Task input:
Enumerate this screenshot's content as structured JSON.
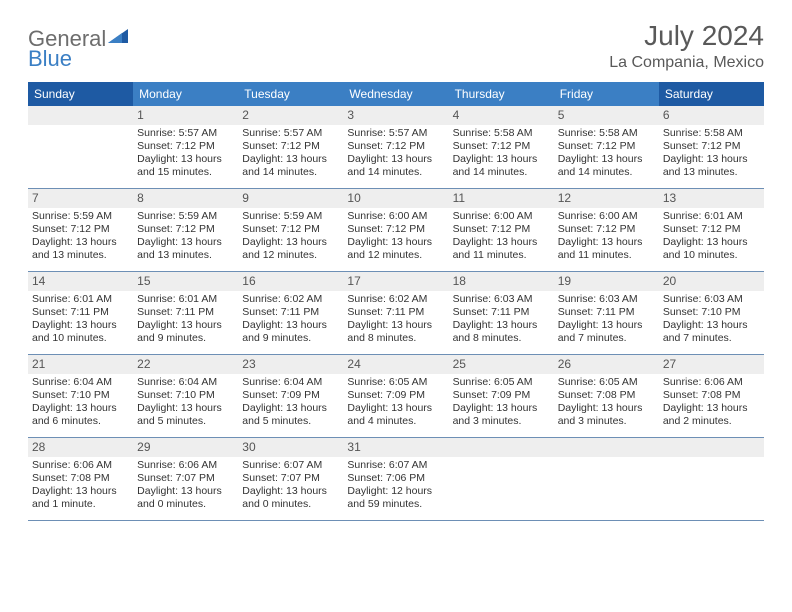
{
  "logo": {
    "part1": "General",
    "part2": "Blue"
  },
  "header": {
    "month_title": "July 2024",
    "location": "La Compania, Mexico"
  },
  "colors": {
    "header_bg": "#3b7fc4",
    "header_weekend_bg": "#1e5aa3",
    "header_fg": "#ffffff",
    "daynum_bg": "#eeeeee",
    "row_border": "#6d8fb5",
    "text": "#333333",
    "title_color": "#595959"
  },
  "day_headers": [
    "Sunday",
    "Monday",
    "Tuesday",
    "Wednesday",
    "Thursday",
    "Friday",
    "Saturday"
  ],
  "weeks": [
    [
      {
        "blank": true
      },
      {
        "num": "1",
        "sunrise": "Sunrise: 5:57 AM",
        "sunset": "Sunset: 7:12 PM",
        "dl1": "Daylight: 13 hours",
        "dl2": "and 15 minutes."
      },
      {
        "num": "2",
        "sunrise": "Sunrise: 5:57 AM",
        "sunset": "Sunset: 7:12 PM",
        "dl1": "Daylight: 13 hours",
        "dl2": "and 14 minutes."
      },
      {
        "num": "3",
        "sunrise": "Sunrise: 5:57 AM",
        "sunset": "Sunset: 7:12 PM",
        "dl1": "Daylight: 13 hours",
        "dl2": "and 14 minutes."
      },
      {
        "num": "4",
        "sunrise": "Sunrise: 5:58 AM",
        "sunset": "Sunset: 7:12 PM",
        "dl1": "Daylight: 13 hours",
        "dl2": "and 14 minutes."
      },
      {
        "num": "5",
        "sunrise": "Sunrise: 5:58 AM",
        "sunset": "Sunset: 7:12 PM",
        "dl1": "Daylight: 13 hours",
        "dl2": "and 14 minutes."
      },
      {
        "num": "6",
        "sunrise": "Sunrise: 5:58 AM",
        "sunset": "Sunset: 7:12 PM",
        "dl1": "Daylight: 13 hours",
        "dl2": "and 13 minutes."
      }
    ],
    [
      {
        "num": "7",
        "sunrise": "Sunrise: 5:59 AM",
        "sunset": "Sunset: 7:12 PM",
        "dl1": "Daylight: 13 hours",
        "dl2": "and 13 minutes."
      },
      {
        "num": "8",
        "sunrise": "Sunrise: 5:59 AM",
        "sunset": "Sunset: 7:12 PM",
        "dl1": "Daylight: 13 hours",
        "dl2": "and 13 minutes."
      },
      {
        "num": "9",
        "sunrise": "Sunrise: 5:59 AM",
        "sunset": "Sunset: 7:12 PM",
        "dl1": "Daylight: 13 hours",
        "dl2": "and 12 minutes."
      },
      {
        "num": "10",
        "sunrise": "Sunrise: 6:00 AM",
        "sunset": "Sunset: 7:12 PM",
        "dl1": "Daylight: 13 hours",
        "dl2": "and 12 minutes."
      },
      {
        "num": "11",
        "sunrise": "Sunrise: 6:00 AM",
        "sunset": "Sunset: 7:12 PM",
        "dl1": "Daylight: 13 hours",
        "dl2": "and 11 minutes."
      },
      {
        "num": "12",
        "sunrise": "Sunrise: 6:00 AM",
        "sunset": "Sunset: 7:12 PM",
        "dl1": "Daylight: 13 hours",
        "dl2": "and 11 minutes."
      },
      {
        "num": "13",
        "sunrise": "Sunrise: 6:01 AM",
        "sunset": "Sunset: 7:12 PM",
        "dl1": "Daylight: 13 hours",
        "dl2": "and 10 minutes."
      }
    ],
    [
      {
        "num": "14",
        "sunrise": "Sunrise: 6:01 AM",
        "sunset": "Sunset: 7:11 PM",
        "dl1": "Daylight: 13 hours",
        "dl2": "and 10 minutes."
      },
      {
        "num": "15",
        "sunrise": "Sunrise: 6:01 AM",
        "sunset": "Sunset: 7:11 PM",
        "dl1": "Daylight: 13 hours",
        "dl2": "and 9 minutes."
      },
      {
        "num": "16",
        "sunrise": "Sunrise: 6:02 AM",
        "sunset": "Sunset: 7:11 PM",
        "dl1": "Daylight: 13 hours",
        "dl2": "and 9 minutes."
      },
      {
        "num": "17",
        "sunrise": "Sunrise: 6:02 AM",
        "sunset": "Sunset: 7:11 PM",
        "dl1": "Daylight: 13 hours",
        "dl2": "and 8 minutes."
      },
      {
        "num": "18",
        "sunrise": "Sunrise: 6:03 AM",
        "sunset": "Sunset: 7:11 PM",
        "dl1": "Daylight: 13 hours",
        "dl2": "and 8 minutes."
      },
      {
        "num": "19",
        "sunrise": "Sunrise: 6:03 AM",
        "sunset": "Sunset: 7:11 PM",
        "dl1": "Daylight: 13 hours",
        "dl2": "and 7 minutes."
      },
      {
        "num": "20",
        "sunrise": "Sunrise: 6:03 AM",
        "sunset": "Sunset: 7:10 PM",
        "dl1": "Daylight: 13 hours",
        "dl2": "and 7 minutes."
      }
    ],
    [
      {
        "num": "21",
        "sunrise": "Sunrise: 6:04 AM",
        "sunset": "Sunset: 7:10 PM",
        "dl1": "Daylight: 13 hours",
        "dl2": "and 6 minutes."
      },
      {
        "num": "22",
        "sunrise": "Sunrise: 6:04 AM",
        "sunset": "Sunset: 7:10 PM",
        "dl1": "Daylight: 13 hours",
        "dl2": "and 5 minutes."
      },
      {
        "num": "23",
        "sunrise": "Sunrise: 6:04 AM",
        "sunset": "Sunset: 7:09 PM",
        "dl1": "Daylight: 13 hours",
        "dl2": "and 5 minutes."
      },
      {
        "num": "24",
        "sunrise": "Sunrise: 6:05 AM",
        "sunset": "Sunset: 7:09 PM",
        "dl1": "Daylight: 13 hours",
        "dl2": "and 4 minutes."
      },
      {
        "num": "25",
        "sunrise": "Sunrise: 6:05 AM",
        "sunset": "Sunset: 7:09 PM",
        "dl1": "Daylight: 13 hours",
        "dl2": "and 3 minutes."
      },
      {
        "num": "26",
        "sunrise": "Sunrise: 6:05 AM",
        "sunset": "Sunset: 7:08 PM",
        "dl1": "Daylight: 13 hours",
        "dl2": "and 3 minutes."
      },
      {
        "num": "27",
        "sunrise": "Sunrise: 6:06 AM",
        "sunset": "Sunset: 7:08 PM",
        "dl1": "Daylight: 13 hours",
        "dl2": "and 2 minutes."
      }
    ],
    [
      {
        "num": "28",
        "sunrise": "Sunrise: 6:06 AM",
        "sunset": "Sunset: 7:08 PM",
        "dl1": "Daylight: 13 hours",
        "dl2": "and 1 minute."
      },
      {
        "num": "29",
        "sunrise": "Sunrise: 6:06 AM",
        "sunset": "Sunset: 7:07 PM",
        "dl1": "Daylight: 13 hours",
        "dl2": "and 0 minutes."
      },
      {
        "num": "30",
        "sunrise": "Sunrise: 6:07 AM",
        "sunset": "Sunset: 7:07 PM",
        "dl1": "Daylight: 13 hours",
        "dl2": "and 0 minutes."
      },
      {
        "num": "31",
        "sunrise": "Sunrise: 6:07 AM",
        "sunset": "Sunset: 7:06 PM",
        "dl1": "Daylight: 12 hours",
        "dl2": "and 59 minutes."
      },
      {
        "blank": true
      },
      {
        "blank": true
      },
      {
        "blank": true
      }
    ]
  ]
}
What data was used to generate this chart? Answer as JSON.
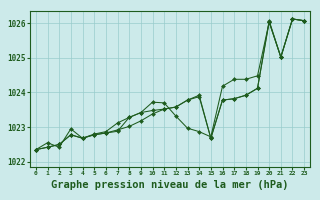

Work instructions:
Using the material above, work out how many lines contain the string "this". Give that number alone.

Response:
2